───── RECORDS SHOWN ─────
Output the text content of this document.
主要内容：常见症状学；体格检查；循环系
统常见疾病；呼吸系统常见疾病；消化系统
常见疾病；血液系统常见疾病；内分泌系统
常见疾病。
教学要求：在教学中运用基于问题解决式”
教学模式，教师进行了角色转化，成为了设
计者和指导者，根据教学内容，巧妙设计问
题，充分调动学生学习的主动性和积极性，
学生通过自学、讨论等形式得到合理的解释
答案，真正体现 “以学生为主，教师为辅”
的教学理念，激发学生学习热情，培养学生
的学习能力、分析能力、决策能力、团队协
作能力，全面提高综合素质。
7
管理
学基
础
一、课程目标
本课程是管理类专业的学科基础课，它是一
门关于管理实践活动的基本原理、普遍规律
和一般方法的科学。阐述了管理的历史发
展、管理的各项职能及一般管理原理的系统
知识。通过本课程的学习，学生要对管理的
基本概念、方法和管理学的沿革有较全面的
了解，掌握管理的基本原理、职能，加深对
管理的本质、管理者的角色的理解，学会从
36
─────
───── RECORDS SHOWN ─────
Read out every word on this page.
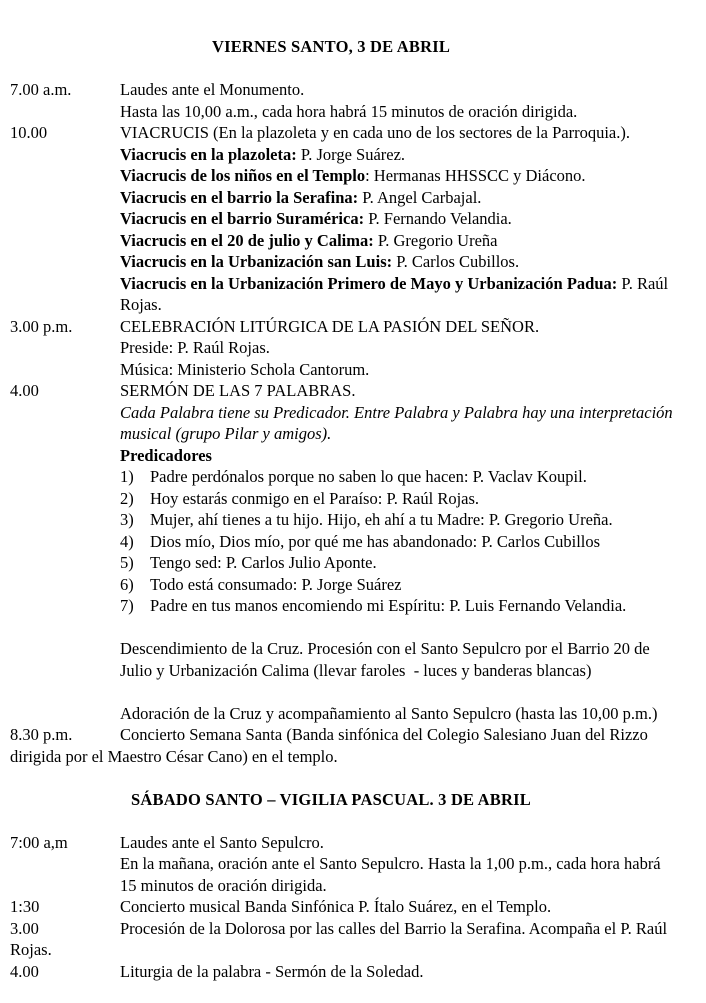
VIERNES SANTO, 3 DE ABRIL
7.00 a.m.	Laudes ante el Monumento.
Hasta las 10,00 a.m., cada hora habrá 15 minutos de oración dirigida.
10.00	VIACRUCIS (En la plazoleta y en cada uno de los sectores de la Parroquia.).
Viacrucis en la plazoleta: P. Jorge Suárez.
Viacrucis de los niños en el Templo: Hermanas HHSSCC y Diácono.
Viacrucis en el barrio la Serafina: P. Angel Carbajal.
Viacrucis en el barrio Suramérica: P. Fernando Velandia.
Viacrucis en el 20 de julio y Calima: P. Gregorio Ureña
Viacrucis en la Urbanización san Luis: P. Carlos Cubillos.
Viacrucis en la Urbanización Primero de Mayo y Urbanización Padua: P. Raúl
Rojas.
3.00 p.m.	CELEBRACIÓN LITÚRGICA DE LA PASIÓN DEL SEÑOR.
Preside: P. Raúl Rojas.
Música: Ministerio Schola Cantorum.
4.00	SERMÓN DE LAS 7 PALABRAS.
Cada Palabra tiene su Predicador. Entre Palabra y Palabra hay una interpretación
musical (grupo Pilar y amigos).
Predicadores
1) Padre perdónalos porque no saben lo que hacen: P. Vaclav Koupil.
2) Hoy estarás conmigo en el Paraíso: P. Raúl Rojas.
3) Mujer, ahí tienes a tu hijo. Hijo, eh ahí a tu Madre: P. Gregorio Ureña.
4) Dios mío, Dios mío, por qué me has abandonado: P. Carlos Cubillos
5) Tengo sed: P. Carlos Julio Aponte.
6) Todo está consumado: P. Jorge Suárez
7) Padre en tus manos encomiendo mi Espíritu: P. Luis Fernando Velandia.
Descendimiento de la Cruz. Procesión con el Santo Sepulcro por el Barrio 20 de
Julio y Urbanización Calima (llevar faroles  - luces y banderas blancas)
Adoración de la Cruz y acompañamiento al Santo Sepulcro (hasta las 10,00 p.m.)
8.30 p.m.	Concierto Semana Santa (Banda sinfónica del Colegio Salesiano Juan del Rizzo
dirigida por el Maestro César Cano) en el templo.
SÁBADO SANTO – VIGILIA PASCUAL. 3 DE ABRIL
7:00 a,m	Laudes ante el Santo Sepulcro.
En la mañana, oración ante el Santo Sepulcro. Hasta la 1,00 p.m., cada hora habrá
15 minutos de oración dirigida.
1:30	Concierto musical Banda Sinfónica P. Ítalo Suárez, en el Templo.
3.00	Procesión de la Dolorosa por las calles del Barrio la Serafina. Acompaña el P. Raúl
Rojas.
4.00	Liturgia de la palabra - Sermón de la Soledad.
─────
▶ [WHAT YOU SHOULD DO] Pull every line containing "dirigida" out of the data above.

▶ [WORKED SOLUTION]
Hasta las 10,00 a.m., cada hora habrá 15 minutos de oración dirigida.
dirigida por el Maestro César Cano) en el templo.
15 minutos de oración dirigida.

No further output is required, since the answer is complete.